Determine the number of lines that have the string "Sayfası" in them, and give only that number.

Dataset excerpt:
^^^^^^^^^^^^^^^^
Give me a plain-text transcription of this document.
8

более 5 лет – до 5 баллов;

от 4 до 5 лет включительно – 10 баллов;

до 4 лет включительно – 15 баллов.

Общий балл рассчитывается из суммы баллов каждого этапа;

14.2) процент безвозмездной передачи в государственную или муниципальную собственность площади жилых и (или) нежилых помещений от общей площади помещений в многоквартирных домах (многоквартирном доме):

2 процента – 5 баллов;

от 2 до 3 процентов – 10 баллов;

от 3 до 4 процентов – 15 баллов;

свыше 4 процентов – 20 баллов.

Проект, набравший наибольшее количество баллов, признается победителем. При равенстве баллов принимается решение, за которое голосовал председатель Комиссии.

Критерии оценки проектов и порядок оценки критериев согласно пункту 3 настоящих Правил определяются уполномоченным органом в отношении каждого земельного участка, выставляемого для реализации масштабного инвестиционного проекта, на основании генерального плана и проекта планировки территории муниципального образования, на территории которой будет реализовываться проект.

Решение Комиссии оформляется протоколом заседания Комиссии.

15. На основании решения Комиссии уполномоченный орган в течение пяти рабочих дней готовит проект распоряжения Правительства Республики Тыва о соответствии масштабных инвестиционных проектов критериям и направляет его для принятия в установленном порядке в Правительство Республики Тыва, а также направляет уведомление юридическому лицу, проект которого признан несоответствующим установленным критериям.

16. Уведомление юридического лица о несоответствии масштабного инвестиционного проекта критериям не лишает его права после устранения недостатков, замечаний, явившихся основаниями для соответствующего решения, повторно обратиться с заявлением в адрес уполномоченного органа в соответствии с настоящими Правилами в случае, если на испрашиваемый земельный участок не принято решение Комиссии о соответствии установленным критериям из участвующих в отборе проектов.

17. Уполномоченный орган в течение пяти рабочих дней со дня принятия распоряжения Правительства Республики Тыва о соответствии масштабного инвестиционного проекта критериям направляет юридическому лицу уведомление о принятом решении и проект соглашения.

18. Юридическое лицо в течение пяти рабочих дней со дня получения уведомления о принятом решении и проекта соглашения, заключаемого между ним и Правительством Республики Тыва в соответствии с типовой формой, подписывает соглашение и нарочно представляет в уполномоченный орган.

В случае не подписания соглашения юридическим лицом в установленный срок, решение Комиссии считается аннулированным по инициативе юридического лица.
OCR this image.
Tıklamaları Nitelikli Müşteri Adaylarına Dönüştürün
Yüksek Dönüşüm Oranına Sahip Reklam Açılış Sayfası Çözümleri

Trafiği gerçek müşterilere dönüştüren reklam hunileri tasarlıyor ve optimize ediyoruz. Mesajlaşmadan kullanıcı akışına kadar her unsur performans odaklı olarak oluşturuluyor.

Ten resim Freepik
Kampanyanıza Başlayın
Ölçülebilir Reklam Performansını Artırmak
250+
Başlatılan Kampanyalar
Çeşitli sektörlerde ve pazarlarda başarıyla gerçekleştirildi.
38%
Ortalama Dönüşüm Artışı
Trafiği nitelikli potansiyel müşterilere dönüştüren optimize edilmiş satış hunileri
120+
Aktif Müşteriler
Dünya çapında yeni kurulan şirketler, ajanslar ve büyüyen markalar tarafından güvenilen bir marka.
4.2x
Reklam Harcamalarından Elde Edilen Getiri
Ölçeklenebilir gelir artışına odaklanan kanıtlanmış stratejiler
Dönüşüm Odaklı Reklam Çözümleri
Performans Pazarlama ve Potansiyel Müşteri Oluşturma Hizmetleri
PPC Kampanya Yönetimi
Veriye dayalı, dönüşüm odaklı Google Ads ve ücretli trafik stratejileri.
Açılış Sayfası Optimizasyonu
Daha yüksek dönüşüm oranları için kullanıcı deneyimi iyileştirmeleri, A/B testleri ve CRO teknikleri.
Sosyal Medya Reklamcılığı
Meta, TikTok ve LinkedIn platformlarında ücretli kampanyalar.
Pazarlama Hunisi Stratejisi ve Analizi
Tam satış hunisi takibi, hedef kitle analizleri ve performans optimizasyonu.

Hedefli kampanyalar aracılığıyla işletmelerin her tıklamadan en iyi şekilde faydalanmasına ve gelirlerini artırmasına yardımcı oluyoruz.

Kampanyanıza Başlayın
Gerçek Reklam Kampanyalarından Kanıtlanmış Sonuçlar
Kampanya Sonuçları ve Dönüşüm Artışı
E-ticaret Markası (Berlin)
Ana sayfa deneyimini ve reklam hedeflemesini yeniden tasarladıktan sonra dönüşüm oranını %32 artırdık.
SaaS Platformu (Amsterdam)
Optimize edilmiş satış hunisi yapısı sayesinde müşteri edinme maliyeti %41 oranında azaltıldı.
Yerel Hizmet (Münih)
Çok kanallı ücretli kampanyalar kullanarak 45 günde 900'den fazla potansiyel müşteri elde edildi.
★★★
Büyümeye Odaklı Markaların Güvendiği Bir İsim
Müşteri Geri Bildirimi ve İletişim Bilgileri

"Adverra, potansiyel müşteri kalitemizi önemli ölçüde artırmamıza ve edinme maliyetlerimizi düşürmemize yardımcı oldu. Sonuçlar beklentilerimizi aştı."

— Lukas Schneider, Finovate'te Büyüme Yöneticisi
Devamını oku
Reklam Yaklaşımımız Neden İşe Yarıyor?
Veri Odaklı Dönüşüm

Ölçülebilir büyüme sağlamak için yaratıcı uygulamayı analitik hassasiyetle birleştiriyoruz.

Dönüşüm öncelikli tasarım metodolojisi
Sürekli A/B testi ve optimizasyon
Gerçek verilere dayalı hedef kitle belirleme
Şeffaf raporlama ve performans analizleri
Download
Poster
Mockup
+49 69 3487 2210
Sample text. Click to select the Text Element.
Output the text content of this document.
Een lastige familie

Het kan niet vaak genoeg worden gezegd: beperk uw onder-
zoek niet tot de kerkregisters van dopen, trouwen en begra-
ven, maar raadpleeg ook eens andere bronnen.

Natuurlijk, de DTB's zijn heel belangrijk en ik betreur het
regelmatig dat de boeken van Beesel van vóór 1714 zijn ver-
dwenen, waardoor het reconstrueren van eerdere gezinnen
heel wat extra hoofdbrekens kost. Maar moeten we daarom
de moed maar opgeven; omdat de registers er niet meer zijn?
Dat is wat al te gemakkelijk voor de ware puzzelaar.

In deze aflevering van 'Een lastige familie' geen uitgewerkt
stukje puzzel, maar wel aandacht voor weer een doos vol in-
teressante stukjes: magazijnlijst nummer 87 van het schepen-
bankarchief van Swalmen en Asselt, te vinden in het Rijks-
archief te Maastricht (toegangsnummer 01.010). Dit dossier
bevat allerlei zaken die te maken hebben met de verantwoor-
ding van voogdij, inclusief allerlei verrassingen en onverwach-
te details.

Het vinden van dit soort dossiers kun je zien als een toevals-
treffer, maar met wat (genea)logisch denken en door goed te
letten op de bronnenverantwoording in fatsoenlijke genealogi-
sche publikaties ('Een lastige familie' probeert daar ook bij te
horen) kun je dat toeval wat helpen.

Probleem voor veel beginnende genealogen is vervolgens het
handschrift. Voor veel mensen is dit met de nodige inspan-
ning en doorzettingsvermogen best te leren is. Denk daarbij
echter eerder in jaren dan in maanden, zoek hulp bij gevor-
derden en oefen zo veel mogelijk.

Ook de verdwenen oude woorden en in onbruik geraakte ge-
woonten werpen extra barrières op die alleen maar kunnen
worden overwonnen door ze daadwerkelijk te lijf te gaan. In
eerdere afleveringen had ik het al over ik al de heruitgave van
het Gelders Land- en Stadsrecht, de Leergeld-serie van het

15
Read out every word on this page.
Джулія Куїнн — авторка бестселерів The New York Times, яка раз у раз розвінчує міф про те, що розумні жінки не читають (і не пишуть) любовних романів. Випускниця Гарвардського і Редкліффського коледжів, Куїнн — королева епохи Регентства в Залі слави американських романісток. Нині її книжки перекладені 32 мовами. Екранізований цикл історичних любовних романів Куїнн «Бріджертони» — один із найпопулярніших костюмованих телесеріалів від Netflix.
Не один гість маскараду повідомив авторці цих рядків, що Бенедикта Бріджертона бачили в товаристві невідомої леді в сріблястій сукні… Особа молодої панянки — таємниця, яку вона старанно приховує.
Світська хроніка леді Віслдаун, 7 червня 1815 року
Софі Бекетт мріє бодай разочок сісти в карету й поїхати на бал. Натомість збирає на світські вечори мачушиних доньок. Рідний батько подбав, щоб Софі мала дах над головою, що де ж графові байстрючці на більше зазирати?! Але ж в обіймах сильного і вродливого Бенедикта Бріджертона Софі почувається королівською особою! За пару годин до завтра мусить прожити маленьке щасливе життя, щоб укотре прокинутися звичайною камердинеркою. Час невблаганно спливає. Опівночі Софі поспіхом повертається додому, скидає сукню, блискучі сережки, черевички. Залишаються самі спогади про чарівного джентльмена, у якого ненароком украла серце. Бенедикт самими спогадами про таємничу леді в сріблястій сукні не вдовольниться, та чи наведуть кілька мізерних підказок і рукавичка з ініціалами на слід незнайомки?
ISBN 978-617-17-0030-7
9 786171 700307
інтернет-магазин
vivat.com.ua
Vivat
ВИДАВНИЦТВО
^^^^^^^^^^^^^^^^
▶ [Correct output]
2